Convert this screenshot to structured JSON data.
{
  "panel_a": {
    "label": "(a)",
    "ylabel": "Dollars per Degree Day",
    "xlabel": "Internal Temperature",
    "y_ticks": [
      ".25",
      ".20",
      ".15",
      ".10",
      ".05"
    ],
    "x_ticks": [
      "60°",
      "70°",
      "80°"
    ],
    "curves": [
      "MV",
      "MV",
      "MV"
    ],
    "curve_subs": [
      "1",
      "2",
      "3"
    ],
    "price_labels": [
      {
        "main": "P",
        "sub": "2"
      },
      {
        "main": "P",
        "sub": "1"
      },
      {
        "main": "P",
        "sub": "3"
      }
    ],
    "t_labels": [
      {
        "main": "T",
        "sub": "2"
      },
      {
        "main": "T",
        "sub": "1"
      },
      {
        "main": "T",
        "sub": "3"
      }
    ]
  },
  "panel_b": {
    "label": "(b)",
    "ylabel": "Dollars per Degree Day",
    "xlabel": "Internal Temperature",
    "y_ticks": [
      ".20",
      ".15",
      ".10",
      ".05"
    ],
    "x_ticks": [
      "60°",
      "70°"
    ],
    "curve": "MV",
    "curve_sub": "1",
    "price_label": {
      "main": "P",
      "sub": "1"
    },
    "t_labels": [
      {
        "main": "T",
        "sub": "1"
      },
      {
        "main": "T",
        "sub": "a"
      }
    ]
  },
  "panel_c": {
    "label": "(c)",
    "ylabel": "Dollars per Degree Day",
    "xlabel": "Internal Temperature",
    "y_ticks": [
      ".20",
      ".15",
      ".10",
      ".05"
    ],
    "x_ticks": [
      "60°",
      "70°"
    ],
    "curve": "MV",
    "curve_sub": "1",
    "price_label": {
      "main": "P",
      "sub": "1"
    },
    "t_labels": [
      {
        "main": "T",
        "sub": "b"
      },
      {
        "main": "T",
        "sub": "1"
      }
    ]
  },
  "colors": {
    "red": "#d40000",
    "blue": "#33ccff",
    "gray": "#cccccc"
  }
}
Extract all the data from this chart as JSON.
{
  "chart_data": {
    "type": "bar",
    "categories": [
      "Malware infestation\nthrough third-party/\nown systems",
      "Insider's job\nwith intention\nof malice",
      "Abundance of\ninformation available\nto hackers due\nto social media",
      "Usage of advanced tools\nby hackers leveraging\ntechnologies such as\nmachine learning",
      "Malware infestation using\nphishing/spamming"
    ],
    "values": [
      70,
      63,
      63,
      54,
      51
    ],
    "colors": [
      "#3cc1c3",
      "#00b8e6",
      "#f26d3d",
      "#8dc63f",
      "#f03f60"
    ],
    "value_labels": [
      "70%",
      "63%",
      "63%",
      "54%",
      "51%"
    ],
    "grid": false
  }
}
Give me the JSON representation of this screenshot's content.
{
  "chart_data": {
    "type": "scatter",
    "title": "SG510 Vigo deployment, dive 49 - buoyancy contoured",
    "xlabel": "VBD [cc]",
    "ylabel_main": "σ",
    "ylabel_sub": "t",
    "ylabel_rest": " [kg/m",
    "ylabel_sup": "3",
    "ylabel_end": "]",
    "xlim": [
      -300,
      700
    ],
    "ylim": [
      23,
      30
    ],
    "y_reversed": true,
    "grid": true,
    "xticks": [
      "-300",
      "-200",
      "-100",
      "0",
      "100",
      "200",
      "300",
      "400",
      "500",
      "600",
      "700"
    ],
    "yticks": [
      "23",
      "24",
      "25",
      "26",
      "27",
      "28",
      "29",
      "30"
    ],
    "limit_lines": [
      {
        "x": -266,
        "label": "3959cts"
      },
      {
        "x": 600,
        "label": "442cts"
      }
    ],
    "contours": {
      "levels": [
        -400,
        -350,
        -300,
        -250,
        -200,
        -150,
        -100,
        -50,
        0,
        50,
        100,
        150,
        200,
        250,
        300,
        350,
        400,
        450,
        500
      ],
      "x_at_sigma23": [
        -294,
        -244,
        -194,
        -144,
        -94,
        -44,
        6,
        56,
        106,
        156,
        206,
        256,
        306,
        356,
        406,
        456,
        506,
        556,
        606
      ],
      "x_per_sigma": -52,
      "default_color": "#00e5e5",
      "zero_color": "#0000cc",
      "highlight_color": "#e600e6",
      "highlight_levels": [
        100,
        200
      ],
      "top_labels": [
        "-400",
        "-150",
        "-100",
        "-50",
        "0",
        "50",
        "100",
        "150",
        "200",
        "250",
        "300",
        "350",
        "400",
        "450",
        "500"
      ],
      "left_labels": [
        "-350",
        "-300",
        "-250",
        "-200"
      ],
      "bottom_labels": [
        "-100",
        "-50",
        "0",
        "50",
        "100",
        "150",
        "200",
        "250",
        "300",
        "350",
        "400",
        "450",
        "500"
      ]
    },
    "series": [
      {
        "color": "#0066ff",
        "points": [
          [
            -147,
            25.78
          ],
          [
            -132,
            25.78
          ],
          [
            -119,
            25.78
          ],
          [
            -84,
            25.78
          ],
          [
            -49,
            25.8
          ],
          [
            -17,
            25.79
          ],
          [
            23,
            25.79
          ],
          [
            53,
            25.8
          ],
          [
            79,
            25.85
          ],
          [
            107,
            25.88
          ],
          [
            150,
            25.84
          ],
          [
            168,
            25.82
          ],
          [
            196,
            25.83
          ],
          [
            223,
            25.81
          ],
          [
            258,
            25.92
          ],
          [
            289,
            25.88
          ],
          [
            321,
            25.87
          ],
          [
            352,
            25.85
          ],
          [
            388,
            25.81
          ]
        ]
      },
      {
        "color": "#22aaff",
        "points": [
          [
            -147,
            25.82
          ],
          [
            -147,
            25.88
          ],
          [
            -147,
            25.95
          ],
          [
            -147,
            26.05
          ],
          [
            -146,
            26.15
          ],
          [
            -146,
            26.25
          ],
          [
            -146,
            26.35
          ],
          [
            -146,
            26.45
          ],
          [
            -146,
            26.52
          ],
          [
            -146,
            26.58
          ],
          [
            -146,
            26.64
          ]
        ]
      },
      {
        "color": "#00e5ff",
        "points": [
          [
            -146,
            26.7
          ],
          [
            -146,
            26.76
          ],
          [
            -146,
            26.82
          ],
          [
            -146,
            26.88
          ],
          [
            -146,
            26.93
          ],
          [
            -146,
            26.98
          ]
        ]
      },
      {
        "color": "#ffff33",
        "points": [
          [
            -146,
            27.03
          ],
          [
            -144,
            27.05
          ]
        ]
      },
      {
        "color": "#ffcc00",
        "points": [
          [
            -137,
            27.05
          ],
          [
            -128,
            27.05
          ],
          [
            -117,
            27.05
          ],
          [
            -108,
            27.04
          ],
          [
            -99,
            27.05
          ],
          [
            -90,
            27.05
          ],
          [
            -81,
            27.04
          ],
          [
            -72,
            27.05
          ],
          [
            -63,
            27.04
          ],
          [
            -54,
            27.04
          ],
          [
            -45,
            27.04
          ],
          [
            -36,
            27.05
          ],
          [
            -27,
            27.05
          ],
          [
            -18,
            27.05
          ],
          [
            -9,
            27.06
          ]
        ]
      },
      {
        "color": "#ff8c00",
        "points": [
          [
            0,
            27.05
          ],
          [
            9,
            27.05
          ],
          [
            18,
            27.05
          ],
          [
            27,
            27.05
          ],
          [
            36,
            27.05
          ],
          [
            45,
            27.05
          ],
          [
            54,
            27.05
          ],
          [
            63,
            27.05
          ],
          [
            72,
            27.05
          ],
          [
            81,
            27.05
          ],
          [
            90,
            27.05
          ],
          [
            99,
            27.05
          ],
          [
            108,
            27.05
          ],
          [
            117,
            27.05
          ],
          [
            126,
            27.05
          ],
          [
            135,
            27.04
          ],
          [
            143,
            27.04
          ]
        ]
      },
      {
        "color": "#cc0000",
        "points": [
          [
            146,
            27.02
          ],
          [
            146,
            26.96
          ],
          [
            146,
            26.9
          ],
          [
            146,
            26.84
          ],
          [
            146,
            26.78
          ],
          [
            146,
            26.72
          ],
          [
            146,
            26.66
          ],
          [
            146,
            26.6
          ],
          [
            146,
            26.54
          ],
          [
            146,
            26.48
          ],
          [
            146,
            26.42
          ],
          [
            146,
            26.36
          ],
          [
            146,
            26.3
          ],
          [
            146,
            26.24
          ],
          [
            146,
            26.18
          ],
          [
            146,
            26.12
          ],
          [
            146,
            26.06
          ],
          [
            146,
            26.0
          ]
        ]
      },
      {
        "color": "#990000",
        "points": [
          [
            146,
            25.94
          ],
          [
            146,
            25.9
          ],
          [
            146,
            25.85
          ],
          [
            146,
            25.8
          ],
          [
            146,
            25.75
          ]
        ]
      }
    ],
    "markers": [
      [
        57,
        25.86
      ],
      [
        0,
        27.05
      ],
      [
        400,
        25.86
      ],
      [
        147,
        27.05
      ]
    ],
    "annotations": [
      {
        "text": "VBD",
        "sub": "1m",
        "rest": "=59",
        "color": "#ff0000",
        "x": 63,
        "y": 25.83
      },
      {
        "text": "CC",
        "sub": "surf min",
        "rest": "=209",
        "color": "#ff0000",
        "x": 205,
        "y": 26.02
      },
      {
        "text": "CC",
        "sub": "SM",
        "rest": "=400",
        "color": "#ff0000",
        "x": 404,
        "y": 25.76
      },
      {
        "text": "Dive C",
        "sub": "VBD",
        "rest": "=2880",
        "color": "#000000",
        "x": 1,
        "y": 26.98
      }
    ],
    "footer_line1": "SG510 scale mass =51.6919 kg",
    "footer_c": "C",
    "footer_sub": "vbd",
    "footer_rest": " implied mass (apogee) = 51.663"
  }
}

> _Exercise instructions_
How many lines in these entries contain the string "JSON"? State the number and nothing more.

> _Task answer_
3